/---

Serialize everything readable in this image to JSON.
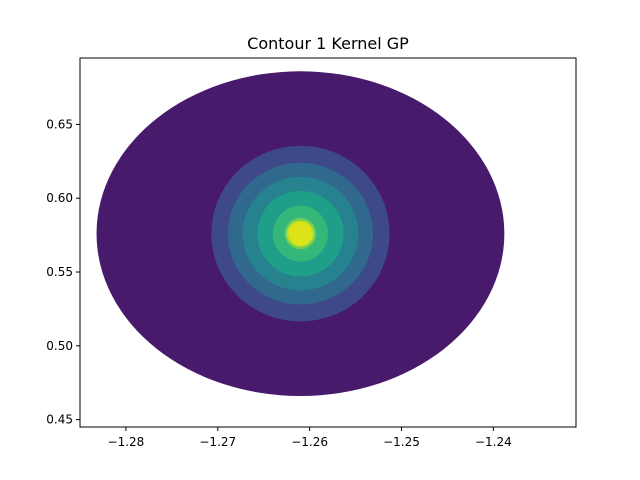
{
  "chart_data": {
    "type": "contour",
    "title": "Contour 1 Kernel GP",
    "xlabel": "",
    "ylabel": "",
    "xlim": [
      -1.285,
      -1.231
    ],
    "ylim": [
      0.445,
      0.695
    ],
    "center": {
      "x": -1.261,
      "y": 0.576
    },
    "grid": false,
    "x_ticks": [
      {
        "value": -1.28,
        "label": "−1.28"
      },
      {
        "value": -1.27,
        "label": "−1.27"
      },
      {
        "value": -1.26,
        "label": "−1.26"
      },
      {
        "value": -1.25,
        "label": "−1.25"
      },
      {
        "value": -1.24,
        "label": "−1.24"
      }
    ],
    "y_ticks": [
      {
        "value": 0.45,
        "label": "0.45"
      },
      {
        "value": 0.5,
        "label": "0.50"
      },
      {
        "value": 0.55,
        "label": "0.55"
      },
      {
        "value": 0.6,
        "label": "0.60"
      },
      {
        "value": 0.65,
        "label": "0.65"
      }
    ],
    "levels": [
      {
        "name": "level-0",
        "rx": 0.0222,
        "ry": 0.11,
        "color": "#481a6c"
      },
      {
        "name": "level-1",
        "rx": 0.0097,
        "ry": 0.0595,
        "color": "#3e4989"
      },
      {
        "name": "level-2",
        "rx": 0.0079,
        "ry": 0.048,
        "color": "#31688e"
      },
      {
        "name": "level-3",
        "rx": 0.0063,
        "ry": 0.0385,
        "color": "#26828e"
      },
      {
        "name": "level-4",
        "rx": 0.0047,
        "ry": 0.029,
        "color": "#1f9e89"
      },
      {
        "name": "level-5",
        "rx": 0.003,
        "ry": 0.019,
        "color": "#35b779"
      },
      {
        "name": "level-6",
        "rx": 0.0017,
        "ry": 0.0107,
        "color": "#6ece58"
      },
      {
        "name": "level-7",
        "rx": 0.0015,
        "ry": 0.009,
        "color": "#b5de2b"
      },
      {
        "name": "level-8",
        "rx": 0.0013,
        "ry": 0.008,
        "color": "#dde318"
      }
    ]
  }
}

\---

* Exercise task *
Without the pictures, write out every entry precisely as it appears.

* Solution to the exercise *
Serialize everything readable in this image to JSON.
{
  "chart_data": {
    "type": "contour",
    "title": "Contour 1 Kernel GP",
    "xlabel": "",
    "ylabel": "",
    "xlim": [
      -1.285,
      -1.231
    ],
    "ylim": [
      0.445,
      0.695
    ],
    "center": {
      "x": -1.261,
      "y": 0.576
    },
    "grid": false,
    "x_ticks": [
      {
        "value": -1.28,
        "label": "−1.28"
      },
      {
        "value": -1.27,
        "label": "−1.27"
      },
      {
        "value": -1.26,
        "label": "−1.26"
      },
      {
        "value": -1.25,
        "label": "−1.25"
      },
      {
        "value": -1.24,
        "label": "−1.24"
      }
    ],
    "y_ticks": [
      {
        "value": 0.45,
        "label": "0.45"
      },
      {
        "value": 0.5,
        "label": "0.50"
      },
      {
        "value": 0.55,
        "label": "0.55"
      },
      {
        "value": 0.6,
        "label": "0.60"
      },
      {
        "value": 0.65,
        "label": "0.65"
      }
    ],
    "levels": [
      {
        "name": "level-0",
        "rx": 0.0222,
        "ry": 0.11,
        "color": "#481a6c"
      },
      {
        "name": "level-1",
        "rx": 0.0097,
        "ry": 0.0595,
        "color": "#3e4989"
      },
      {
        "name": "level-2",
        "rx": 0.0079,
        "ry": 0.048,
        "color": "#31688e"
      },
      {
        "name": "level-3",
        "rx": 0.0063,
        "ry": 0.0385,
        "color": "#26828e"
      },
      {
        "name": "level-4",
        "rx": 0.0047,
        "ry": 0.029,
        "color": "#1f9e89"
      },
      {
        "name": "level-5",
        "rx": 0.003,
        "ry": 0.019,
        "color": "#35b779"
      },
      {
        "name": "level-6",
        "rx": 0.0017,
        "ry": 0.0107,
        "color": "#6ece58"
      },
      {
        "name": "level-7",
        "rx": 0.0015,
        "ry": 0.009,
        "color": "#b5de2b"
      },
      {
        "name": "level-8",
        "rx": 0.0013,
        "ry": 0.008,
        "color": "#dde318"
      }
    ]
  }
}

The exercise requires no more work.